- _WHAT THE EXERCISE ASKS_: Reproduce all of the records exactly.
-- START OF LISTING --
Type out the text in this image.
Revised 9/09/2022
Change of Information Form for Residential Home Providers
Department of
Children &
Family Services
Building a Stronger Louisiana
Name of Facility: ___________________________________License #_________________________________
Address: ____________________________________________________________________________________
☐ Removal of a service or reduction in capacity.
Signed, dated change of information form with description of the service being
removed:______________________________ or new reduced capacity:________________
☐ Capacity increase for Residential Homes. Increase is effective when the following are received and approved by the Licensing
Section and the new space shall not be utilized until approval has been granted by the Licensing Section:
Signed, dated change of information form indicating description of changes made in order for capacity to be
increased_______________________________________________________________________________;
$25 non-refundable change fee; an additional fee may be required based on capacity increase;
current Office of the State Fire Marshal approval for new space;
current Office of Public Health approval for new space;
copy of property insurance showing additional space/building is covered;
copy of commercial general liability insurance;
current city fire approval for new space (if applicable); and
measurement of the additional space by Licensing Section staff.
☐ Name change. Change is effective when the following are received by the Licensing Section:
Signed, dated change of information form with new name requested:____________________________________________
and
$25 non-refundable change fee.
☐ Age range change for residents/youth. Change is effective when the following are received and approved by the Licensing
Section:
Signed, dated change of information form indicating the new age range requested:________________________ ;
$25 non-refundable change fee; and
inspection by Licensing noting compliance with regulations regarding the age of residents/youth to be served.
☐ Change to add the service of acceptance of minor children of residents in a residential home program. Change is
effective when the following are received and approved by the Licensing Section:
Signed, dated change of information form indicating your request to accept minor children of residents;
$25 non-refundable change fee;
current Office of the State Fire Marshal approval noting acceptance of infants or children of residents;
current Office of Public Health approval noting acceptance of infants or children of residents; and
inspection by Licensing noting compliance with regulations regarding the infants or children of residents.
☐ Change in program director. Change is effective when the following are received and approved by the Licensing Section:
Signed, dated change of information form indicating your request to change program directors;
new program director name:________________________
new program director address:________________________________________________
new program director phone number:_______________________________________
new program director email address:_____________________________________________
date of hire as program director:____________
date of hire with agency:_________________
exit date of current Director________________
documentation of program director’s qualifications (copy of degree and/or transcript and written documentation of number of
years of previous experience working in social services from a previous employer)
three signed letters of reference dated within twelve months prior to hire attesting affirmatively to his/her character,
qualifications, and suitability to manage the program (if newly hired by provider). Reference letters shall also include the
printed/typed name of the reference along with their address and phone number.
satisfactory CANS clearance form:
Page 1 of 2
-- END OF LISTING --
- _TASK ANSWER_:
Type out the text in this image.
Revised 9/09/2022
Change of Information Form for Residential Home Providers
Department of
Children &
Family Services
Building a Stronger Louisiana
Name of Facility: ___________________________________License #_________________________________
Address: ____________________________________________________________________________________
☐ Removal of a service or reduction in capacity.
Signed, dated change of information form with description of the service being
removed:______________________________ or new reduced capacity:________________
☐ Capacity increase for Residential Homes. Increase is effective when the following are received and approved by the Licensing
Section and the new space shall not be utilized until approval has been granted by the Licensing Section:
Signed, dated change of information form indicating description of changes made in order for capacity to be
increased_______________________________________________________________________________;
$25 non-refundable change fee; an additional fee may be required based on capacity increase;
current Office of the State Fire Marshal approval for new space;
current Office of Public Health approval for new space;
copy of property insurance showing additional space/building is covered;
copy of commercial general liability insurance;
current city fire approval for new space (if applicable); and
measurement of the additional space by Licensing Section staff.
☐ Name change. Change is effective when the following are received by the Licensing Section:
Signed, dated change of information form with new name requested:____________________________________________
and
$25 non-refundable change fee.
☐ Age range change for residents/youth. Change is effective when the following are received and approved by the Licensing
Section:
Signed, dated change of information form indicating the new age range requested:________________________ ;
$25 non-refundable change fee; and
inspection by Licensing noting compliance with regulations regarding the age of residents/youth to be served.
☐ Change to add the service of acceptance of minor children of residents in a residential home program. Change is
effective when the following are received and approved by the Licensing Section:
Signed, dated change of information form indicating your request to accept minor children of residents;
$25 non-refundable change fee;
current Office of the State Fire Marshal approval noting acceptance of infants or children of residents;
current Office of Public Health approval noting acceptance of infants or children of residents; and
inspection by Licensing noting compliance with regulations regarding the infants or children of residents.
☐ Change in program director. Change is effective when the following are received and approved by the Licensing Section:
Signed, dated change of information form indicating your request to change program directors;
new program director name:________________________
new program director address:________________________________________________
new program director phone number:_______________________________________
new program director email address:_____________________________________________
date of hire as program director:____________
date of hire with agency:_________________
exit date of current Director________________
documentation of program director’s qualifications (copy of degree and/or transcript and written documentation of number of
years of previous experience working in social services from a previous employer)
three signed letters of reference dated within twelve months prior to hire attesting affirmatively to his/her character,
qualifications, and suitability to manage the program (if newly hired by provider). Reference letters shall also include the
printed/typed name of the reference along with their address and phone number.
satisfactory CANS clearance form:
Page 1 of 2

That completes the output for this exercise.